───── Records

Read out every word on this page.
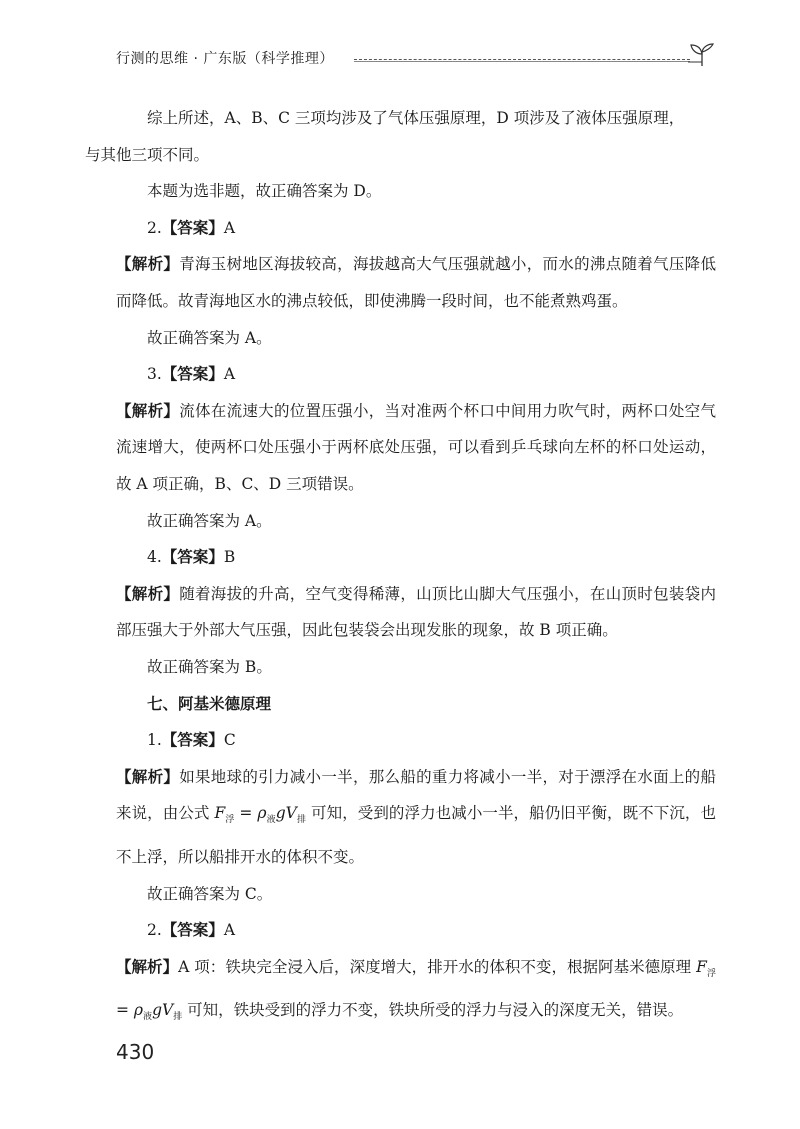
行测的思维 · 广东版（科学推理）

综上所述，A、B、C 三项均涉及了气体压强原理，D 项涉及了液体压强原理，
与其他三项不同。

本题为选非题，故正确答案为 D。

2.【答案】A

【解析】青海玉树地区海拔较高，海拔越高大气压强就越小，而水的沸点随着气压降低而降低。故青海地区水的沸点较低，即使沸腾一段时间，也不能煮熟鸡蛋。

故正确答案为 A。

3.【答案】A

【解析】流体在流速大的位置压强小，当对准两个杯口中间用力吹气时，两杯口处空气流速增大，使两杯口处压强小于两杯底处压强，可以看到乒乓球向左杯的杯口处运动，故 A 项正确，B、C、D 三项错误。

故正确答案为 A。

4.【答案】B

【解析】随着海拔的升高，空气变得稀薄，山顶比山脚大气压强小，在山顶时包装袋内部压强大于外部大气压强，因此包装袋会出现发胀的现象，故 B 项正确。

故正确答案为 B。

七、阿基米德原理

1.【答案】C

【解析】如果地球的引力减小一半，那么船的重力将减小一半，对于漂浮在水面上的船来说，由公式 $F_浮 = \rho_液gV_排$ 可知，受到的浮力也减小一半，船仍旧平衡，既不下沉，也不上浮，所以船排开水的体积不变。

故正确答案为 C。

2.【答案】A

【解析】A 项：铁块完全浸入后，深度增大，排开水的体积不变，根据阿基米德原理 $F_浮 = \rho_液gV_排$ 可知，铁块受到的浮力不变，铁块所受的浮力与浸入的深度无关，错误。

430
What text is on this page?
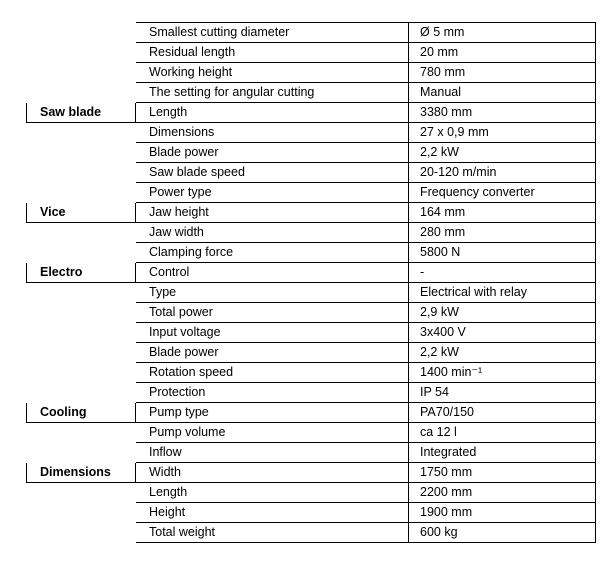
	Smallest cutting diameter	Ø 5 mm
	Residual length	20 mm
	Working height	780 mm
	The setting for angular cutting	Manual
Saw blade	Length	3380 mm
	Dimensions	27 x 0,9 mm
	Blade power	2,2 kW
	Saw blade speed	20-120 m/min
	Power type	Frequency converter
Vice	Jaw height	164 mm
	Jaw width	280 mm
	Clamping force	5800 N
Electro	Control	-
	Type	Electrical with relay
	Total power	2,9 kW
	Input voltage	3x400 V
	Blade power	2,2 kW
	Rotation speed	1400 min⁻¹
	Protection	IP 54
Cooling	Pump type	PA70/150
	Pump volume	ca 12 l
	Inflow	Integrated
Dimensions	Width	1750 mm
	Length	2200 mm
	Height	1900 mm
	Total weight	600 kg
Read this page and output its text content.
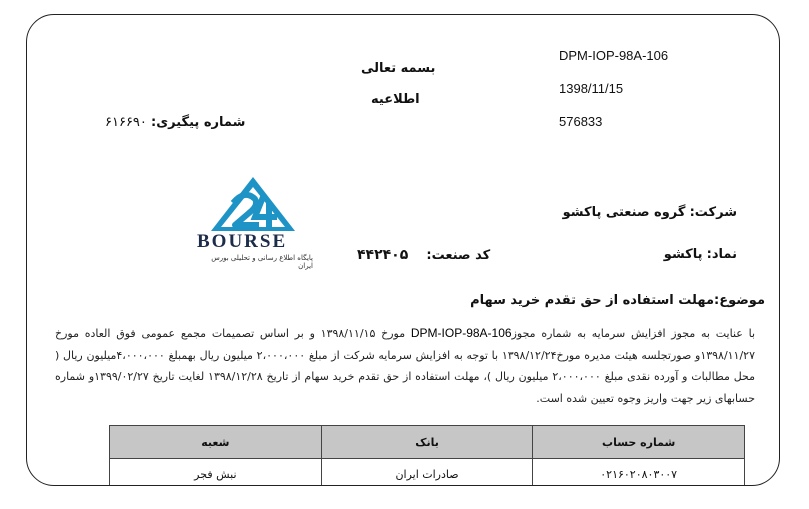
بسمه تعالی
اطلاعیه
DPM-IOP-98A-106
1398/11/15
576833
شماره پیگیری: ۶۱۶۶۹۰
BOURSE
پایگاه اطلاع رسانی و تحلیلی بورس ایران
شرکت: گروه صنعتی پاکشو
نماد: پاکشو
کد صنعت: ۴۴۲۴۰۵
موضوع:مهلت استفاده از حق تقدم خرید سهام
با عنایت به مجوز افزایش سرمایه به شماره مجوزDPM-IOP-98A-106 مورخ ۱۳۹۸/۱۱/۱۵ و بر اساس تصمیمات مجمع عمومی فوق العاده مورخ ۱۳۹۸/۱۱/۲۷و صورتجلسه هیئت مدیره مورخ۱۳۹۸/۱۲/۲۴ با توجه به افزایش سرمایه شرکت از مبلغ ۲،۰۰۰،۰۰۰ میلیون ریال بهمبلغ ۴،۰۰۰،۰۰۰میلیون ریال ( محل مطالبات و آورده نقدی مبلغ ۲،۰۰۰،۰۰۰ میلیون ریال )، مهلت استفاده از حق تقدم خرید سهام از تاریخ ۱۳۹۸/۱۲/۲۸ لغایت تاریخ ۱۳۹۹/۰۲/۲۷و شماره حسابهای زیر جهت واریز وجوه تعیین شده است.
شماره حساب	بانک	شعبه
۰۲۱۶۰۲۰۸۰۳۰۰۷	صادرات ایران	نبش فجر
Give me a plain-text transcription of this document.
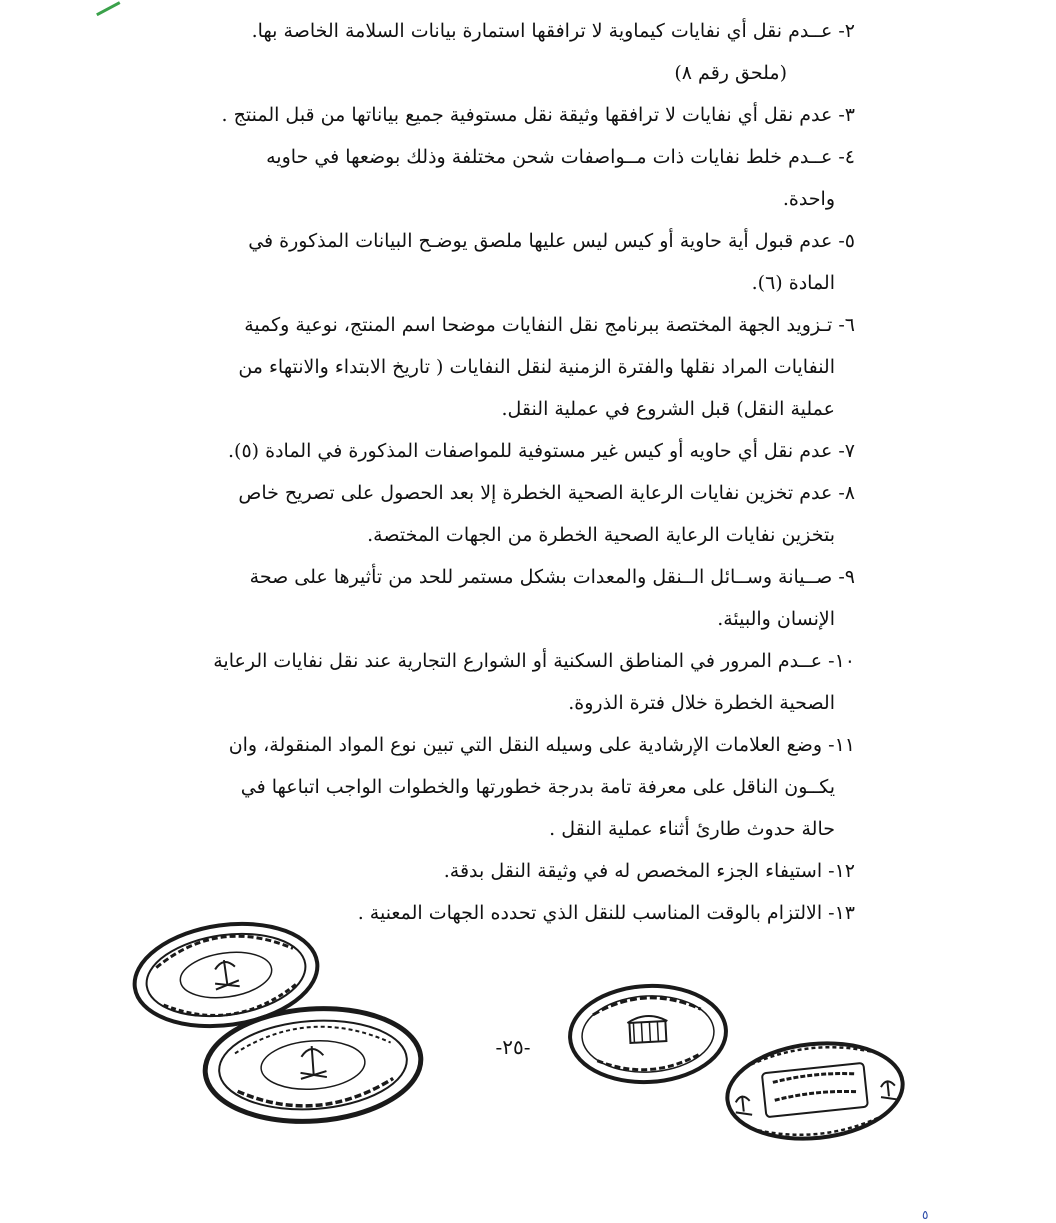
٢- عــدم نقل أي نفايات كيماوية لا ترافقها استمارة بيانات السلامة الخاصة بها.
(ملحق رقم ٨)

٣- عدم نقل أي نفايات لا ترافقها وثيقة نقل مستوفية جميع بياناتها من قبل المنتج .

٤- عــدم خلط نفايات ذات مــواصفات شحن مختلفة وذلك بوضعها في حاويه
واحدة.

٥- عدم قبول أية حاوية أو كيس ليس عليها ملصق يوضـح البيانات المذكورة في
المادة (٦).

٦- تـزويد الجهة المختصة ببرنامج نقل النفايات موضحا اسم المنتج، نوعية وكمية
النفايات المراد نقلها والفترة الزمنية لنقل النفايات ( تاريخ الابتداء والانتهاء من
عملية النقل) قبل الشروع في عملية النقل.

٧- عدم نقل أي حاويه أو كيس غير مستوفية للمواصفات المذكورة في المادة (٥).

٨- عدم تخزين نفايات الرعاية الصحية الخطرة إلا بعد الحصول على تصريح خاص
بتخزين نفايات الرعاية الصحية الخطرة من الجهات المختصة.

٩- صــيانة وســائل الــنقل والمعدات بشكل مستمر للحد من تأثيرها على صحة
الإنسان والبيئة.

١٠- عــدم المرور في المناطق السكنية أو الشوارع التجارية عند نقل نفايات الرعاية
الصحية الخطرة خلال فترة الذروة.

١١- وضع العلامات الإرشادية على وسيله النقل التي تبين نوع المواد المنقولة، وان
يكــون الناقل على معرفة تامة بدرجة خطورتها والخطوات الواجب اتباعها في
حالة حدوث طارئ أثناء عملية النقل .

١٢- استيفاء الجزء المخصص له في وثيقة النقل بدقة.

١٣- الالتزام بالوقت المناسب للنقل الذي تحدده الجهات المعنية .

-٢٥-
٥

──────────

● **Exercise goal**: Reproduce the data word for word, excluding its pictures.

● **Reply**:
Read out every word on this page.
行测的思维 · 广东版（科学推理）

综上所述，A、B、C 三项均涉及了气体压强原理，D 项涉及了液体压强原理，
与其他三项不同。

本题为选非题，故正确答案为 D。

2.【答案】A

【解析】青海玉树地区海拔较高，海拔越高大气压强就越小，而水的沸点随着气压降低而降低。故青海地区水的沸点较低，即使沸腾一段时间，也不能煮熟鸡蛋。

故正确答案为 A。

3.【答案】A

【解析】流体在流速大的位置压强小，当对准两个杯口中间用力吹气时，两杯口处空气流速增大，使两杯口处压强小于两杯底处压强，可以看到乒乓球向左杯的杯口处运动，故 A 项正确，B、C、D 三项错误。

故正确答案为 A。

4.【答案】B

【解析】随着海拔的升高，空气变得稀薄，山顶比山脚大气压强小，在山顶时包装袋内部压强大于外部大气压强，因此包装袋会出现发胀的现象，故 B 项正确。

故正确答案为 B。

七、阿基米德原理

1.【答案】C

【解析】如果地球的引力减小一半，那么船的重力将减小一半，对于漂浮在水面上的船来说，由公式 $F_浮 = \rho_液gV_排$ 可知，受到的浮力也减小一半，船仍旧平衡，既不下沉，也不上浮，所以船排开水的体积不变。

故正确答案为 C。

2.【答案】A

【解析】A 项：铁块完全浸入后，深度增大，排开水的体积不变，根据阿基米德原理 $F_浮 = \rho_液gV_排$ 可知，铁块受到的浮力不变，铁块所受的浮力与浸入的深度无关，错误。

430
What text is on this page?
	Smallest cutting diameter	Ø 5 mm
	Residual length	20 mm
	Working height	780 mm
	The setting for angular cutting	Manual
Saw blade	Length	3380 mm
	Dimensions	27 x 0,9 mm
	Blade power	2,2 kW
	Saw blade speed	20-120 m/min
	Power type	Frequency converter
Vice	Jaw height	164 mm
	Jaw width	280 mm
	Clamping force	5800 N
Electro	Control	-
	Type	Electrical with relay
	Total power	2,9 kW
	Input voltage	3x400 V
	Blade power	2,2 kW
	Rotation speed	1400 min⁻¹
	Protection	IP 54
Cooling	Pump type	PA70/150
	Pump volume	ca 12 l
	Inflow	Integrated
Dimensions	Width	1750 mm
	Length	2200 mm
	Height	1900 mm
	Total weight	600 kg
Read this page and output its text content.
بسمه تعالی
اطلاعیه
DPM-IOP-98A-106
1398/11/15
576833
شماره پیگیری: ۶۱۶۶۹۰
BOURSE
پایگاه اطلاع رسانی و تحلیلی بورس ایران
شرکت: گروه صنعتی پاکشو
نماد: پاکشو
کد صنعت: ۴۴۲۴۰۵
موضوع:مهلت استفاده از حق تقدم خرید سهام
با عنایت به مجوز افزایش سرمایه به شماره مجوزDPM-IOP-98A-106 مورخ ۱۳۹۸/۱۱/۱۵ و بر اساس تصمیمات مجمع عمومی فوق العاده مورخ ۱۳۹۸/۱۱/۲۷و صورتجلسه هیئت مدیره مورخ۱۳۹۸/۱۲/۲۴ با توجه به افزایش سرمایه شرکت از مبلغ ۲،۰۰۰،۰۰۰ میلیون ریال بهمبلغ ۴،۰۰۰،۰۰۰میلیون ریال ( محل مطالبات و آورده نقدی مبلغ ۲،۰۰۰،۰۰۰ میلیون ریال )، مهلت استفاده از حق تقدم خرید سهام از تاریخ ۱۳۹۸/۱۲/۲۸ لغایت تاریخ ۱۳۹۹/۰۲/۲۷و شماره حسابهای زیر جهت واریز وجوه تعیین شده است.
شماره حساب	بانک	شعبه
۰۲۱۶۰۲۰۸۰۳۰۰۷	صادرات ایران	نبش فجر
Give me a plain-text transcription of this document.
٢- عــدم نقل أي نفايات كيماوية لا ترافقها استمارة بيانات السلامة الخاصة بها.
(ملحق رقم ٨)

٣- عدم نقل أي نفايات لا ترافقها وثيقة نقل مستوفية جميع بياناتها من قبل المنتج .

٤- عــدم خلط نفايات ذات مــواصفات شحن مختلفة وذلك بوضعها في حاويه
واحدة.

٥- عدم قبول أية حاوية أو كيس ليس عليها ملصق يوضـح البيانات المذكورة في
المادة (٦).

٦- تـزويد الجهة المختصة ببرنامج نقل النفايات موضحا اسم المنتج، نوعية وكمية
النفايات المراد نقلها والفترة الزمنية لنقل النفايات ( تاريخ الابتداء والانتهاء من
عملية النقل) قبل الشروع في عملية النقل.

٧- عدم نقل أي حاويه أو كيس غير مستوفية للمواصفات المذكورة في المادة (٥).

٨- عدم تخزين نفايات الرعاية الصحية الخطرة إلا بعد الحصول على تصريح خاص
بتخزين نفايات الرعاية الصحية الخطرة من الجهات المختصة.

٩- صــيانة وســائل الــنقل والمعدات بشكل مستمر للحد من تأثيرها على صحة
الإنسان والبيئة.

١٠- عــدم المرور في المناطق السكنية أو الشوارع التجارية عند نقل نفايات الرعاية
الصحية الخطرة خلال فترة الذروة.

١١- وضع العلامات الإرشادية على وسيله النقل التي تبين نوع المواد المنقولة، وان
يكــون الناقل على معرفة تامة بدرجة خطورتها والخطوات الواجب اتباعها في
حالة حدوث طارئ أثناء عملية النقل .

١٢- استيفاء الجزء المخصص له في وثيقة النقل بدقة.

١٣- الالتزام بالوقت المناسب للنقل الذي تحدده الجهات المعنية .

-٢٥-
٥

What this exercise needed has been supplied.